** BEGIN **

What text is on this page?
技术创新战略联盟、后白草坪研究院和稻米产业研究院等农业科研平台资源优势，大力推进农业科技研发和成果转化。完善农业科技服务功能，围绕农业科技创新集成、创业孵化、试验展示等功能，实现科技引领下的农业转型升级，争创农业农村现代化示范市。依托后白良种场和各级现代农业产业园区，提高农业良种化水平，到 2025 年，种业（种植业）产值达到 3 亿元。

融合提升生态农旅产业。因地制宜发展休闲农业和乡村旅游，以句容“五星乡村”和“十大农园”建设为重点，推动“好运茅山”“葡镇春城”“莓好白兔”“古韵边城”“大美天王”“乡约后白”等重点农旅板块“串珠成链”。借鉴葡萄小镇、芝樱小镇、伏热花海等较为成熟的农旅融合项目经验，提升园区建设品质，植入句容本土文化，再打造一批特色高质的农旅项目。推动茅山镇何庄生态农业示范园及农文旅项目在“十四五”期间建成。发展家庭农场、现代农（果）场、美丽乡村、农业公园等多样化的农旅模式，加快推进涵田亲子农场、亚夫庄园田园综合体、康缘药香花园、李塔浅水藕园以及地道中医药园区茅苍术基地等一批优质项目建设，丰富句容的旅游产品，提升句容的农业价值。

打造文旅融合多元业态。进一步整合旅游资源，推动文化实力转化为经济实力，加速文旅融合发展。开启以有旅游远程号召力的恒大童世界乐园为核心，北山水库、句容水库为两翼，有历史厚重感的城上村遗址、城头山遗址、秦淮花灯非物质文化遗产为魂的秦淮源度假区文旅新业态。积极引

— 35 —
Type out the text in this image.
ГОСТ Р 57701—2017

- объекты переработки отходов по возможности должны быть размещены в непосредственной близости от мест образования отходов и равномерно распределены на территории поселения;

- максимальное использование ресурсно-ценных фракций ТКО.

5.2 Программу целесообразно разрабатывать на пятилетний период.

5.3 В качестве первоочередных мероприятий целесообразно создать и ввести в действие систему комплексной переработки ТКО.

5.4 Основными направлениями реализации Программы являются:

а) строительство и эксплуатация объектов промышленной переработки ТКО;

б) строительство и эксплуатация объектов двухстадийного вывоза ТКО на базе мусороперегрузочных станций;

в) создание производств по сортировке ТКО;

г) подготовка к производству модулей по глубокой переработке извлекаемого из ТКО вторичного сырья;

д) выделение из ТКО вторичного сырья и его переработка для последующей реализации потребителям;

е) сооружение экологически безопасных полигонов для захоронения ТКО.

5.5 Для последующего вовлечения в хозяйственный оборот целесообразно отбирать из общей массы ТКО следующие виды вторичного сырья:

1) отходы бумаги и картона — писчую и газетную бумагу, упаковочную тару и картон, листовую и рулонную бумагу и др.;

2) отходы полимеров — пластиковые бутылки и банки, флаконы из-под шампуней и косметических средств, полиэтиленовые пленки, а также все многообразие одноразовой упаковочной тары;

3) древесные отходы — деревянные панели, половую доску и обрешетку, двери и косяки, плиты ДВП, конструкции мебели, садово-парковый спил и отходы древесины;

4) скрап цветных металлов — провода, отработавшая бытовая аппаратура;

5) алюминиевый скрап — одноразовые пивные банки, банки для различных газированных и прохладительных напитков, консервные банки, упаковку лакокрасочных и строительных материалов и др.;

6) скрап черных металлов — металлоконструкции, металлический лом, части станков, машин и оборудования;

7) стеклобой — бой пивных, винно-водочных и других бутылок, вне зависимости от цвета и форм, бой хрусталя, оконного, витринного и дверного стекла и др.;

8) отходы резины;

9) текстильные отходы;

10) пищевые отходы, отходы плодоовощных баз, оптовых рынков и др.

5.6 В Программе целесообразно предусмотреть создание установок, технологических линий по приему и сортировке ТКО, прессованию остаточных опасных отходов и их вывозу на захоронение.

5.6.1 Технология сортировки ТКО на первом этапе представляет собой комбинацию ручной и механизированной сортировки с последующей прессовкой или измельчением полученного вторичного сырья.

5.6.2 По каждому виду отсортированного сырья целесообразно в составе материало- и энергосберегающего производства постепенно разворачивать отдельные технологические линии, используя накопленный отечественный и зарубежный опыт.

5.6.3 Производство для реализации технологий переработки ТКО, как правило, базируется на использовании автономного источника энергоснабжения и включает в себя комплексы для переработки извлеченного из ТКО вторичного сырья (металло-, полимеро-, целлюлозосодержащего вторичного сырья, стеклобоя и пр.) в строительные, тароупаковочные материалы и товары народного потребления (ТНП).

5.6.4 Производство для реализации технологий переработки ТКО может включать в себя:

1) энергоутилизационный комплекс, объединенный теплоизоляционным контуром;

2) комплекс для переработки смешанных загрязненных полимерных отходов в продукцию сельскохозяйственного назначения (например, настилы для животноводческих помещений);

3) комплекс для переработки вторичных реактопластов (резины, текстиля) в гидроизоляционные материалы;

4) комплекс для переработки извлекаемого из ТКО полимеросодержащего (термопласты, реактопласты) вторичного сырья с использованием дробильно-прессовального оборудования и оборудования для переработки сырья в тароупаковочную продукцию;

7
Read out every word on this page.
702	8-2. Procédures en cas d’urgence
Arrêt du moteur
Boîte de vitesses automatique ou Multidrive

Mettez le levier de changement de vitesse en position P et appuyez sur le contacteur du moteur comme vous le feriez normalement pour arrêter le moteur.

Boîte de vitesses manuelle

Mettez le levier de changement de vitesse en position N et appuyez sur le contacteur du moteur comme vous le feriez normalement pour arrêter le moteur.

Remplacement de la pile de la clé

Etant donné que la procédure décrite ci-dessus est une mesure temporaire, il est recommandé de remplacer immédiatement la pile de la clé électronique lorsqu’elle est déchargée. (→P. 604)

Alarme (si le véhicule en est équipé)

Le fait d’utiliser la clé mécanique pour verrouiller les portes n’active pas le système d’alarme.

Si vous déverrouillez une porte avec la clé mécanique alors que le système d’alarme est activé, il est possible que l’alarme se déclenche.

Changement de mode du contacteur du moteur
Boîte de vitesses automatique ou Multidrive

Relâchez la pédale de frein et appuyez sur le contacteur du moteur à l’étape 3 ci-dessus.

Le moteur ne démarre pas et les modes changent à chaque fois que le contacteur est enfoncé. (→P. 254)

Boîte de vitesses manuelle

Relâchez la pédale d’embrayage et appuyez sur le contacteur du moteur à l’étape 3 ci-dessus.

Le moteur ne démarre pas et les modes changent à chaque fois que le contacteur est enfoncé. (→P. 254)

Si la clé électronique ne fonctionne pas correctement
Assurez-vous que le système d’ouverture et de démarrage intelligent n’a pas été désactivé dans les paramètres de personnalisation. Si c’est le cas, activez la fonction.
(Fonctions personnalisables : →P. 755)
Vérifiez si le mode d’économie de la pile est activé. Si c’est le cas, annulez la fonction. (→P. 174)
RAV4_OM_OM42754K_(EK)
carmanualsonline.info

** END **

▸ Task objective
Reproduce all the data word for word.

▸ Solution for this problem
What text is on this page?
技术创新战略联盟、后白草坪研究院和稻米产业研究院等农业科研平台资源优势，大力推进农业科技研发和成果转化。完善农业科技服务功能，围绕农业科技创新集成、创业孵化、试验展示等功能，实现科技引领下的农业转型升级，争创农业农村现代化示范市。依托后白良种场和各级现代农业产业园区，提高农业良种化水平，到 2025 年，种业（种植业）产值达到 3 亿元。

融合提升生态农旅产业。因地制宜发展休闲农业和乡村旅游，以句容“五星乡村”和“十大农园”建设为重点，推动“好运茅山”“葡镇春城”“莓好白兔”“古韵边城”“大美天王”“乡约后白”等重点农旅板块“串珠成链”。借鉴葡萄小镇、芝樱小镇、伏热花海等较为成熟的农旅融合项目经验，提升园区建设品质，植入句容本土文化，再打造一批特色高质的农旅项目。推动茅山镇何庄生态农业示范园及农文旅项目在“十四五”期间建成。发展家庭农场、现代农（果）场、美丽乡村、农业公园等多样化的农旅模式，加快推进涵田亲子农场、亚夫庄园田园综合体、康缘药香花园、李塔浅水藕园以及地道中医药园区茅苍术基地等一批优质项目建设，丰富句容的旅游产品，提升句容的农业价值。

打造文旅融合多元业态。进一步整合旅游资源，推动文化实力转化为经济实力，加速文旅融合发展。开启以有旅游远程号召力的恒大童世界乐园为核心，北山水库、句容水库为两翼，有历史厚重感的城上村遗址、城头山遗址、秦淮花灯非物质文化遗产为魂的秦淮源度假区文旅新业态。积极引

— 35 —
Type out the text in this image.
ГОСТ Р 57701—2017

- объекты переработки отходов по возможности должны быть размещены в непосредственной близости от мест образования отходов и равномерно распределены на территории поселения;

- максимальное использование ресурсно-ценных фракций ТКО.

5.2 Программу целесообразно разрабатывать на пятилетний период.

5.3 В качестве первоочередных мероприятий целесообразно создать и ввести в действие систему комплексной переработки ТКО.

5.4 Основными направлениями реализации Программы являются:

а) строительство и эксплуатация объектов промышленной переработки ТКО;

б) строительство и эксплуатация объектов двухстадийного вывоза ТКО на базе мусороперегрузочных станций;

в) создание производств по сортировке ТКО;

г) подготовка к производству модулей по глубокой переработке извлекаемого из ТКО вторичного сырья;

д) выделение из ТКО вторичного сырья и его переработка для последующей реализации потребителям;

е) сооружение экологически безопасных полигонов для захоронения ТКО.

5.5 Для последующего вовлечения в хозяйственный оборот целесообразно отбирать из общей массы ТКО следующие виды вторичного сырья:

1) отходы бумаги и картона — писчую и газетную бумагу, упаковочную тару и картон, листовую и рулонную бумагу и др.;

2) отходы полимеров — пластиковые бутылки и банки, флаконы из-под шампуней и косметических средств, полиэтиленовые пленки, а также все многообразие одноразовой упаковочной тары;

3) древесные отходы — деревянные панели, половую доску и обрешетку, двери и косяки, плиты ДВП, конструкции мебели, садово-парковый спил и отходы древесины;

4) скрап цветных металлов — провода, отработавшая бытовая аппаратура;

5) алюминиевый скрап — одноразовые пивные банки, банки для различных газированных и прохладительных напитков, консервные банки, упаковку лакокрасочных и строительных материалов и др.;

6) скрап черных металлов — металлоконструкции, металлический лом, части станков, машин и оборудования;

7) стеклобой — бой пивных, винно-водочных и других бутылок, вне зависимости от цвета и форм, бой хрусталя, оконного, витринного и дверного стекла и др.;

8) отходы резины;

9) текстильные отходы;

10) пищевые отходы, отходы плодоовощных баз, оптовых рынков и др.

5.6 В Программе целесообразно предусмотреть создание установок, технологических линий по приему и сортировке ТКО, прессованию остаточных опасных отходов и их вывозу на захоронение.

5.6.1 Технология сортировки ТКО на первом этапе представляет собой комбинацию ручной и механизированной сортировки с последующей прессовкой или измельчением полученного вторичного сырья.

5.6.2 По каждому виду отсортированного сырья целесообразно в составе материало- и энергосберегающего производства постепенно разворачивать отдельные технологические линии, используя накопленный отечественный и зарубежный опыт.

5.6.3 Производство для реализации технологий переработки ТКО, как правило, базируется на использовании автономного источника энергоснабжения и включает в себя комплексы для переработки извлеченного из ТКО вторичного сырья (металло-, полимеро-, целлюлозосодержащего вторичного сырья, стеклобоя и пр.) в строительные, тароупаковочные материалы и товары народного потребления (ТНП).

5.6.4 Производство для реализации технологий переработки ТКО может включать в себя:

1) энергоутилизационный комплекс, объединенный теплоизоляционным контуром;

2) комплекс для переработки смешанных загрязненных полимерных отходов в продукцию сельскохозяйственного назначения (например, настилы для животноводческих помещений);

3) комплекс для переработки вторичных реактопластов (резины, текстиля) в гидроизоляционные материалы;

4) комплекс для переработки извлекаемого из ТКО полимеросодержащего (термопласты, реактопласты) вторичного сырья с использованием дробильно-прессовального оборудования и оборудования для переработки сырья в тароупаковочную продукцию;

7
Read out every word on this page.
702	8-2. Procédures en cas d’urgence
Arrêt du moteur
Boîte de vitesses automatique ou Multidrive

Mettez le levier de changement de vitesse en position P et appuyez sur le contacteur du moteur comme vous le feriez normalement pour arrêter le moteur.

Boîte de vitesses manuelle

Mettez le levier de changement de vitesse en position N et appuyez sur le contacteur du moteur comme vous le feriez normalement pour arrêter le moteur.

Remplacement de la pile de la clé

Etant donné que la procédure décrite ci-dessus est une mesure temporaire, il est recommandé de remplacer immédiatement la pile de la clé électronique lorsqu’elle est déchargée. (→P. 604)

Alarme (si le véhicule en est équipé)

Le fait d’utiliser la clé mécanique pour verrouiller les portes n’active pas le système d’alarme.

Si vous déverrouillez une porte avec la clé mécanique alors que le système d’alarme est activé, il est possible que l’alarme se déclenche.

Changement de mode du contacteur du moteur
Boîte de vitesses automatique ou Multidrive

Relâchez la pédale de frein et appuyez sur le contacteur du moteur à l’étape 3 ci-dessus.

Le moteur ne démarre pas et les modes changent à chaque fois que le contacteur est enfoncé. (→P. 254)

Boîte de vitesses manuelle

Relâchez la pédale d’embrayage et appuyez sur le contacteur du moteur à l’étape 3 ci-dessus.

Le moteur ne démarre pas et les modes changent à chaque fois que le contacteur est enfoncé. (→P. 254)

Si la clé électronique ne fonctionne pas correctement
Assurez-vous que le système d’ouverture et de démarrage intelligent n’a pas été désactivé dans les paramètres de personnalisation. Si c’est le cas, activez la fonction.
(Fonctions personnalisables : →P. 755)
Vérifiez si le mode d’économie de la pile est activé. Si c’est le cas, annulez la fonction. (→P. 174)
RAV4_OM_OM42754K_(EK)
carmanualsonline.info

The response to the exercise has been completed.